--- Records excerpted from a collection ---
************

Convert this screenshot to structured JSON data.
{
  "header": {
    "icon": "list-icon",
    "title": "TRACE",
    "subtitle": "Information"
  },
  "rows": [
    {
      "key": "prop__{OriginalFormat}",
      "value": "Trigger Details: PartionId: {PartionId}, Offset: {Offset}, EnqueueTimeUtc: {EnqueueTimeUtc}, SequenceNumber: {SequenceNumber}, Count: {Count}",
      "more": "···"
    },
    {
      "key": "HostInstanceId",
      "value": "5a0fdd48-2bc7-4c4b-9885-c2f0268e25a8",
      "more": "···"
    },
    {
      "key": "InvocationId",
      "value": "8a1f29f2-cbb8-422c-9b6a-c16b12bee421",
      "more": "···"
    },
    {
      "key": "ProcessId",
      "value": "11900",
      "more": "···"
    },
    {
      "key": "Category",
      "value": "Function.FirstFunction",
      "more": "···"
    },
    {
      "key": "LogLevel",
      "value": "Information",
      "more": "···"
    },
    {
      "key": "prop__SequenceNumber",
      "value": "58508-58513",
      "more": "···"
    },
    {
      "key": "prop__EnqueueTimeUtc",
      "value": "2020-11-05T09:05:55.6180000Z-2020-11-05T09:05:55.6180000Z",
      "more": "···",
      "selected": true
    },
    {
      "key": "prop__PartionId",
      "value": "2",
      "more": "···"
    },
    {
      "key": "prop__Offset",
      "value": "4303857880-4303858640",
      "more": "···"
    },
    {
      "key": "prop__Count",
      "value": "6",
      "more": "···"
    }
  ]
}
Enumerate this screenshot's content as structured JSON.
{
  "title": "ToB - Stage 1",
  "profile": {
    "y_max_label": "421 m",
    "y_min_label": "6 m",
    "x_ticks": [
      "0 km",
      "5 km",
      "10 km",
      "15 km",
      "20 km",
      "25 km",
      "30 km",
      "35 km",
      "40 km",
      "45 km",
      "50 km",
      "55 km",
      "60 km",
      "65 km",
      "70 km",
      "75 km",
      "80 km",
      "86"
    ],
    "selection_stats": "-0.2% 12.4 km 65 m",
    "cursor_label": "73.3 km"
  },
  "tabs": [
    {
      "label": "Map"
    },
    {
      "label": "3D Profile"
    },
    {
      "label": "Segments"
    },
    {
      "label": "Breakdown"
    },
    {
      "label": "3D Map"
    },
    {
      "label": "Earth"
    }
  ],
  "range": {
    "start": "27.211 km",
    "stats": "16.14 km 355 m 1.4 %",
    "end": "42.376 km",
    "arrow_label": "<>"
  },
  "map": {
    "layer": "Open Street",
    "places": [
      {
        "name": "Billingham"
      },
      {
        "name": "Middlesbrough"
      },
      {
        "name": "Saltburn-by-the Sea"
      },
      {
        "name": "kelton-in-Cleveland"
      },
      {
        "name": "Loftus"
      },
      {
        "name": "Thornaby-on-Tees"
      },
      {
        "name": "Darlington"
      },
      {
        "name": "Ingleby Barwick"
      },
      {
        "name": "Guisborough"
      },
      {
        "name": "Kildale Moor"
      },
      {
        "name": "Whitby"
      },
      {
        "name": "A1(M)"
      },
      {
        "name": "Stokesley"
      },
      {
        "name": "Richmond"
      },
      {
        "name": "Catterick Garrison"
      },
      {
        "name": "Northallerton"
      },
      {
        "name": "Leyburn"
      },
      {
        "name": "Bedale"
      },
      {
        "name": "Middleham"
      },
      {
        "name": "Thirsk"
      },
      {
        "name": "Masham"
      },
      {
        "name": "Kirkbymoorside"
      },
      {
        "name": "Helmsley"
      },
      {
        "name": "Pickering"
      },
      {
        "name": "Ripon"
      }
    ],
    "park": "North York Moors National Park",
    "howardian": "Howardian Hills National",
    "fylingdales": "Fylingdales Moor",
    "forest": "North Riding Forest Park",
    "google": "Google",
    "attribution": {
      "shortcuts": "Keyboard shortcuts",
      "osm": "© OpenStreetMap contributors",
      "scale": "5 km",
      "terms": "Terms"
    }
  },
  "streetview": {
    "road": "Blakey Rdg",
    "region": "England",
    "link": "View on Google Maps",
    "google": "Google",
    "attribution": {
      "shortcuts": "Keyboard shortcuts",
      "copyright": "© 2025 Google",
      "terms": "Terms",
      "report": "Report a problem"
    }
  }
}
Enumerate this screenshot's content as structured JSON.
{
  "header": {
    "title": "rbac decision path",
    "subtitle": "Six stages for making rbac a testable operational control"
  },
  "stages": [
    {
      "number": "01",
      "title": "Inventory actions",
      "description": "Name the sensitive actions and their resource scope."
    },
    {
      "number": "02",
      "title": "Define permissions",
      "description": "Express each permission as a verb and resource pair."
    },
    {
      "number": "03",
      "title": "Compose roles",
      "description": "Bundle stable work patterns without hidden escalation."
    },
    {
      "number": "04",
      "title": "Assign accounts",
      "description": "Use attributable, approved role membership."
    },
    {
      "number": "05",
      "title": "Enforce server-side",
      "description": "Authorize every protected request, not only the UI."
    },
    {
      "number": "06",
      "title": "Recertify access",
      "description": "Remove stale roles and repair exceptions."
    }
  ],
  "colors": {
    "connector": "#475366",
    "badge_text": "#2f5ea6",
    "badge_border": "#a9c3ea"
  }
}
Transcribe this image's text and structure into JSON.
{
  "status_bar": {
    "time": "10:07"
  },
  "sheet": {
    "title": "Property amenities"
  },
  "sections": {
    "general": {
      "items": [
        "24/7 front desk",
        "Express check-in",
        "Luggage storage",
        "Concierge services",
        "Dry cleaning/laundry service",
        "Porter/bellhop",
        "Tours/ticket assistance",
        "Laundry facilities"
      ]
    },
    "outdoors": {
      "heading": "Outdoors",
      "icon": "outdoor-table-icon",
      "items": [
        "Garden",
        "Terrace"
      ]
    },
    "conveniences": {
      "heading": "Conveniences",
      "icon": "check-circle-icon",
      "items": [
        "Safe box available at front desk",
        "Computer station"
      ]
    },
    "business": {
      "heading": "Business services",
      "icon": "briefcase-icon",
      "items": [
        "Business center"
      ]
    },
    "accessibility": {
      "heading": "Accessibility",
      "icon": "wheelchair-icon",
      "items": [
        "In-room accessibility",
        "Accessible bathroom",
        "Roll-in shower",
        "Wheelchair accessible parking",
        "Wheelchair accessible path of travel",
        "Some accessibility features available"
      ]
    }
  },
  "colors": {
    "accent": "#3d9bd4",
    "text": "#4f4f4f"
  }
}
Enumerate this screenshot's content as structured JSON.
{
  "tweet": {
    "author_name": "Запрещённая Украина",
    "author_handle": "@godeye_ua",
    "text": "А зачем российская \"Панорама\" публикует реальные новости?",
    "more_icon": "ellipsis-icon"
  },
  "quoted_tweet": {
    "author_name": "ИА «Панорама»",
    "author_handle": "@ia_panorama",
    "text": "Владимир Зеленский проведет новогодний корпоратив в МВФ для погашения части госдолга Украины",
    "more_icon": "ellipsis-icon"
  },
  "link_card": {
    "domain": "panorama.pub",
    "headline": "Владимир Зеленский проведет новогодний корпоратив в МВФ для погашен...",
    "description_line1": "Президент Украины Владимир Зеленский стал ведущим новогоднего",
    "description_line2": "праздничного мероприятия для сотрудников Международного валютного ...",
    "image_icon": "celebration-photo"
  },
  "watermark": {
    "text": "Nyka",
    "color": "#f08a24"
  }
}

************

--- Exercise ---
Quote all of the entries exactly as they appear.

--- Answer to this task ---
Convert this screenshot to structured JSON data.
{
  "header": {
    "icon": "list-icon",
    "title": "TRACE",
    "subtitle": "Information"
  },
  "rows": [
    {
      "key": "prop__{OriginalFormat}",
      "value": "Trigger Details: PartionId: {PartionId}, Offset: {Offset}, EnqueueTimeUtc: {EnqueueTimeUtc}, SequenceNumber: {SequenceNumber}, Count: {Count}",
      "more": "···"
    },
    {
      "key": "HostInstanceId",
      "value": "5a0fdd48-2bc7-4c4b-9885-c2f0268e25a8",
      "more": "···"
    },
    {
      "key": "InvocationId",
      "value": "8a1f29f2-cbb8-422c-9b6a-c16b12bee421",
      "more": "···"
    },
    {
      "key": "ProcessId",
      "value": "11900",
      "more": "···"
    },
    {
      "key": "Category",
      "value": "Function.FirstFunction",
      "more": "···"
    },
    {
      "key": "LogLevel",
      "value": "Information",
      "more": "···"
    },
    {
      "key": "prop__SequenceNumber",
      "value": "58508-58513",
      "more": "···"
    },
    {
      "key": "prop__EnqueueTimeUtc",
      "value": "2020-11-05T09:05:55.6180000Z-2020-11-05T09:05:55.6180000Z",
      "more": "···",
      "selected": true
    },
    {
      "key": "prop__PartionId",
      "value": "2",
      "more": "···"
    },
    {
      "key": "prop__Offset",
      "value": "4303857880-4303858640",
      "more": "···"
    },
    {
      "key": "prop__Count",
      "value": "6",
      "more": "···"
    }
  ]
}
Enumerate this screenshot's content as structured JSON.
{
  "title": "ToB - Stage 1",
  "profile": {
    "y_max_label": "421 m",
    "y_min_label": "6 m",
    "x_ticks": [
      "0 km",
      "5 km",
      "10 km",
      "15 km",
      "20 km",
      "25 km",
      "30 km",
      "35 km",
      "40 km",
      "45 km",
      "50 km",
      "55 km",
      "60 km",
      "65 km",
      "70 km",
      "75 km",
      "80 km",
      "86"
    ],
    "selection_stats": "-0.2% 12.4 km 65 m",
    "cursor_label": "73.3 km"
  },
  "tabs": [
    {
      "label": "Map"
    },
    {
      "label": "3D Profile"
    },
    {
      "label": "Segments"
    },
    {
      "label": "Breakdown"
    },
    {
      "label": "3D Map"
    },
    {
      "label": "Earth"
    }
  ],
  "range": {
    "start": "27.211 km",
    "stats": "16.14 km 355 m 1.4 %",
    "end": "42.376 km",
    "arrow_label": "<>"
  },
  "map": {
    "layer": "Open Street",
    "places": [
      {
        "name": "Billingham"
      },
      {
        "name": "Middlesbrough"
      },
      {
        "name": "Saltburn-by-the Sea"
      },
      {
        "name": "kelton-in-Cleveland"
      },
      {
        "name": "Loftus"
      },
      {
        "name": "Thornaby-on-Tees"
      },
      {
        "name": "Darlington"
      },
      {
        "name": "Ingleby Barwick"
      },
      {
        "name": "Guisborough"
      },
      {
        "name": "Kildale Moor"
      },
      {
        "name": "Whitby"
      },
      {
        "name": "A1(M)"
      },
      {
        "name": "Stokesley"
      },
      {
        "name": "Richmond"
      },
      {
        "name": "Catterick Garrison"
      },
      {
        "name": "Northallerton"
      },
      {
        "name": "Leyburn"
      },
      {
        "name": "Bedale"
      },
      {
        "name": "Middleham"
      },
      {
        "name": "Thirsk"
      },
      {
        "name": "Masham"
      },
      {
        "name": "Kirkbymoorside"
      },
      {
        "name": "Helmsley"
      },
      {
        "name": "Pickering"
      },
      {
        "name": "Ripon"
      }
    ],
    "park": "North York Moors National Park",
    "howardian": "Howardian Hills National",
    "fylingdales": "Fylingdales Moor",
    "forest": "North Riding Forest Park",
    "google": "Google",
    "attribution": {
      "shortcuts": "Keyboard shortcuts",
      "osm": "© OpenStreetMap contributors",
      "scale": "5 km",
      "terms": "Terms"
    }
  },
  "streetview": {
    "road": "Blakey Rdg",
    "region": "England",
    "link": "View on Google Maps",
    "google": "Google",
    "attribution": {
      "shortcuts": "Keyboard shortcuts",
      "copyright": "© 2025 Google",
      "terms": "Terms",
      "report": "Report a problem"
    }
  }
}
Enumerate this screenshot's content as structured JSON.
{
  "header": {
    "title": "rbac decision path",
    "subtitle": "Six stages for making rbac a testable operational control"
  },
  "stages": [
    {
      "number": "01",
      "title": "Inventory actions",
      "description": "Name the sensitive actions and their resource scope."
    },
    {
      "number": "02",
      "title": "Define permissions",
      "description": "Express each permission as a verb and resource pair."
    },
    {
      "number": "03",
      "title": "Compose roles",
      "description": "Bundle stable work patterns without hidden escalation."
    },
    {
      "number": "04",
      "title": "Assign accounts",
      "description": "Use attributable, approved role membership."
    },
    {
      "number": "05",
      "title": "Enforce server-side",
      "description": "Authorize every protected request, not only the UI."
    },
    {
      "number": "06",
      "title": "Recertify access",
      "description": "Remove stale roles and repair exceptions."
    }
  ],
  "colors": {
    "connector": "#475366",
    "badge_text": "#2f5ea6",
    "badge_border": "#a9c3ea"
  }
}
Transcribe this image's text and structure into JSON.
{
  "status_bar": {
    "time": "10:07"
  },
  "sheet": {
    "title": "Property amenities"
  },
  "sections": {
    "general": {
      "items": [
        "24/7 front desk",
        "Express check-in",
        "Luggage storage",
        "Concierge services",
        "Dry cleaning/laundry service",
        "Porter/bellhop",
        "Tours/ticket assistance",
        "Laundry facilities"
      ]
    },
    "outdoors": {
      "heading": "Outdoors",
      "icon": "outdoor-table-icon",
      "items": [
        "Garden",
        "Terrace"
      ]
    },
    "conveniences": {
      "heading": "Conveniences",
      "icon": "check-circle-icon",
      "items": [
        "Safe box available at front desk",
        "Computer station"
      ]
    },
    "business": {
      "heading": "Business services",
      "icon": "briefcase-icon",
      "items": [
        "Business center"
      ]
    },
    "accessibility": {
      "heading": "Accessibility",
      "icon": "wheelchair-icon",
      "items": [
        "In-room accessibility",
        "Accessible bathroom",
        "Roll-in shower",
        "Wheelchair accessible parking",
        "Wheelchair accessible path of travel",
        "Some accessibility features available"
      ]
    }
  },
  "colors": {
    "accent": "#3d9bd4",
    "text": "#4f4f4f"
  }
}
Enumerate this screenshot's content as structured JSON.
{
  "tweet": {
    "author_name": "Запрещённая Украина",
    "author_handle": "@godeye_ua",
    "text": "А зачем российская \"Панорама\" публикует реальные новости?",
    "more_icon": "ellipsis-icon"
  },
  "quoted_tweet": {
    "author_name": "ИА «Панорама»",
    "author_handle": "@ia_panorama",
    "text": "Владимир Зеленский проведет новогодний корпоратив в МВФ для погашения части госдолга Украины",
    "more_icon": "ellipsis-icon"
  },
  "link_card": {
    "domain": "panorama.pub",
    "headline": "Владимир Зеленский проведет новогодний корпоратив в МВФ для погашен...",
    "description_line1": "Президент Украины Владимир Зеленский стал ведущим новогоднего",
    "description_line2": "праздничного мероприятия для сотрудников Международного валютного ...",
    "image_icon": "celebration-photo"
  },
  "watermark": {
    "text": "Nyka",
    "color": "#f08a24"
  }
}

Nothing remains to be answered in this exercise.